#### Extracted information ####
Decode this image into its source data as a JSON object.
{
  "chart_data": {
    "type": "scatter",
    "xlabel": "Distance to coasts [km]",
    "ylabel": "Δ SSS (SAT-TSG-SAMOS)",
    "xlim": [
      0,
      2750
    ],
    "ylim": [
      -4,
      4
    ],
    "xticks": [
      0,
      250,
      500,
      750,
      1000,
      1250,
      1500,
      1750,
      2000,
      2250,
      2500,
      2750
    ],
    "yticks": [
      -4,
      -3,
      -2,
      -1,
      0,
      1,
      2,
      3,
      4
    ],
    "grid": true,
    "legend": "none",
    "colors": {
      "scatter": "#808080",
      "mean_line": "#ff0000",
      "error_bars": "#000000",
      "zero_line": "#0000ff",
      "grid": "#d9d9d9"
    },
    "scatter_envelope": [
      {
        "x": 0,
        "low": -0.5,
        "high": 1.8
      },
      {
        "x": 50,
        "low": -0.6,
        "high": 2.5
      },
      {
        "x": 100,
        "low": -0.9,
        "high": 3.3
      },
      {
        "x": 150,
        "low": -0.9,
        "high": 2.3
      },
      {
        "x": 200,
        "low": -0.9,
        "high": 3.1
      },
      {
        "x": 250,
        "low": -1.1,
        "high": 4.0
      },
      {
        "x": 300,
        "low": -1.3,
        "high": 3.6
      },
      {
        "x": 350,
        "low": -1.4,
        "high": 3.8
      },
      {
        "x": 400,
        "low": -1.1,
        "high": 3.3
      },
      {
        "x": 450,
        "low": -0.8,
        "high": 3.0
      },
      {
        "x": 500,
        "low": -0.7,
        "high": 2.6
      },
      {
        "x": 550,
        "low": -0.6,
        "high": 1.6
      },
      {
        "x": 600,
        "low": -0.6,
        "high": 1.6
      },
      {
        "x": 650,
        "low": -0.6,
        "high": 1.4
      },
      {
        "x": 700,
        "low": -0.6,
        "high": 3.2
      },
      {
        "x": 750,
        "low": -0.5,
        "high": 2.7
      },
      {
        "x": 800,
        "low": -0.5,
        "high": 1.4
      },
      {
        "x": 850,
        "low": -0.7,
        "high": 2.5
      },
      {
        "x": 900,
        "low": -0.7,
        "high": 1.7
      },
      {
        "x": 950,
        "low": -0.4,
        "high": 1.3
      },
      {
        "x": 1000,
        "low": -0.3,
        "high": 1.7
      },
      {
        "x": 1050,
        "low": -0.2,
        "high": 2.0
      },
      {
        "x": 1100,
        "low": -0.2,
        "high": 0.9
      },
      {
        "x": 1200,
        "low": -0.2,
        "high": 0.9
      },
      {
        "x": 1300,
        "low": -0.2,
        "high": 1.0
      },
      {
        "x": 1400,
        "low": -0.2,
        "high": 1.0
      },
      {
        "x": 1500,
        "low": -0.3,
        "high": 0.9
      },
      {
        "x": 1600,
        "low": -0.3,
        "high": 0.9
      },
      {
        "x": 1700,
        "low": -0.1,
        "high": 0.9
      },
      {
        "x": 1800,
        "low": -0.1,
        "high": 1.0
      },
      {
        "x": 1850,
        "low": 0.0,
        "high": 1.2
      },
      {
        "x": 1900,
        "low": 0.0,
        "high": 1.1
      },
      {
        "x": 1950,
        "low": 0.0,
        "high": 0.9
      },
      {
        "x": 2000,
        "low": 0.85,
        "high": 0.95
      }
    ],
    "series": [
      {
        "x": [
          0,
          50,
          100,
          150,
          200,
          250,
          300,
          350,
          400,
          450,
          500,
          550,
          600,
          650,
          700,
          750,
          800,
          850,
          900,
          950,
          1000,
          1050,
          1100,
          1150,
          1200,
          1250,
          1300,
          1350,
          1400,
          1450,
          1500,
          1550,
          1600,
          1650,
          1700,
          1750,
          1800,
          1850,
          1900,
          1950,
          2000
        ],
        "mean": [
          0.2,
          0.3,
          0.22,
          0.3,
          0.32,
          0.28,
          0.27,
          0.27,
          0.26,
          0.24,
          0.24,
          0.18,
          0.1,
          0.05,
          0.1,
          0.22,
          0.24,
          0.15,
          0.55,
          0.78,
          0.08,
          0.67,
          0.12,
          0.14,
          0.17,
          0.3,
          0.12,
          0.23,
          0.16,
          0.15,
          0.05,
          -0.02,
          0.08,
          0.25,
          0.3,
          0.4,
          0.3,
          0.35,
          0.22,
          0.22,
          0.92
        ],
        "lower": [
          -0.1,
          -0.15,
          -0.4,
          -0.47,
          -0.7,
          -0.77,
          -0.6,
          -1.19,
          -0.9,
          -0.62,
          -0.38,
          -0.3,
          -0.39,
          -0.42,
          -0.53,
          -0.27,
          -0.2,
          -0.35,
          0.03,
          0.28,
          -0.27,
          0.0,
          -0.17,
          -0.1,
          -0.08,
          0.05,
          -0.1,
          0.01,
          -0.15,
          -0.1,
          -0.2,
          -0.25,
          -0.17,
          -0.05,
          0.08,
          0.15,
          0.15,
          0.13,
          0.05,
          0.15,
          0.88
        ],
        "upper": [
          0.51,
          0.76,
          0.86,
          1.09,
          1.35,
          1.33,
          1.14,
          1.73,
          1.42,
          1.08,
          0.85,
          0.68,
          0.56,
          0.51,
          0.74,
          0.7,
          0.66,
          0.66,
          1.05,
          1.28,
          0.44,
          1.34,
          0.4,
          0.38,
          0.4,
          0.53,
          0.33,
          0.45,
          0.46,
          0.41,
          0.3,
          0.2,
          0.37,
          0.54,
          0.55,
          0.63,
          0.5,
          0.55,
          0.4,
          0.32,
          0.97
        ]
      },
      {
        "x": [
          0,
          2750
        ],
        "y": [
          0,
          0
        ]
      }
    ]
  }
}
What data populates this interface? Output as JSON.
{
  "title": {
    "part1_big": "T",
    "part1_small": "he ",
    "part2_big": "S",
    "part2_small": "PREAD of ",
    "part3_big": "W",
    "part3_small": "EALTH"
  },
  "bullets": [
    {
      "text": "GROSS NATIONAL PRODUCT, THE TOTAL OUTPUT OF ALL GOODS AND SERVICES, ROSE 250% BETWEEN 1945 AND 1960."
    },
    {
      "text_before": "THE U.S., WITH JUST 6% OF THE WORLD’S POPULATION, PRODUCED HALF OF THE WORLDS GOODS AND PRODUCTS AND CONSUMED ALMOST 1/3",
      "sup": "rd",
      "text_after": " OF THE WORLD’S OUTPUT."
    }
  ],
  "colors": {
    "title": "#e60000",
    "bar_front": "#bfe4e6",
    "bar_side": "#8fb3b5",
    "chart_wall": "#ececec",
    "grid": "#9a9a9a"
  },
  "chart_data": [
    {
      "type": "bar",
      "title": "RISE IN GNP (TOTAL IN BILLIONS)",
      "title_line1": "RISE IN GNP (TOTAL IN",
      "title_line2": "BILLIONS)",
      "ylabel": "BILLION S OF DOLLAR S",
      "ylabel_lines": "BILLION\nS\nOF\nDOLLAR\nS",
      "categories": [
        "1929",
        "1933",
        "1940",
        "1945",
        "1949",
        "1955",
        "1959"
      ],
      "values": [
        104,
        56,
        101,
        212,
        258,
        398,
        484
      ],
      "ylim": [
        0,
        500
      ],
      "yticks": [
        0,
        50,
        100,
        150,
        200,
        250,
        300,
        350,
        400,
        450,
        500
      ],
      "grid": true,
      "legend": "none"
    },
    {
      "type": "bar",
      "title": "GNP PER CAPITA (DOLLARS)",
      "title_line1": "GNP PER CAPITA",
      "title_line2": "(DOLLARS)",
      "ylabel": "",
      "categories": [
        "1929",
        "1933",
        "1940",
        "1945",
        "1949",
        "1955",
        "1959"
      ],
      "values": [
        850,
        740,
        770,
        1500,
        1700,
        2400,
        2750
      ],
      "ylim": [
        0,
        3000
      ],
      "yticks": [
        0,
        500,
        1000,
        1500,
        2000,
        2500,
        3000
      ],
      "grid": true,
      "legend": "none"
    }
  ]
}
####
#### Problem to solve
Search the entries for the word "WORLD", then list each line that holds it.

#### Output for this task
      "text_before": "THE U.S., WITH JUST 6% OF THE WORLD’S POPULATION, PRODUCED HALF OF THE WORLDS GOODS AND PRODUCTS AND CONSUMED ALMOST 1/3",
      "text_after": " OF THE WORLD’S OUTPUT."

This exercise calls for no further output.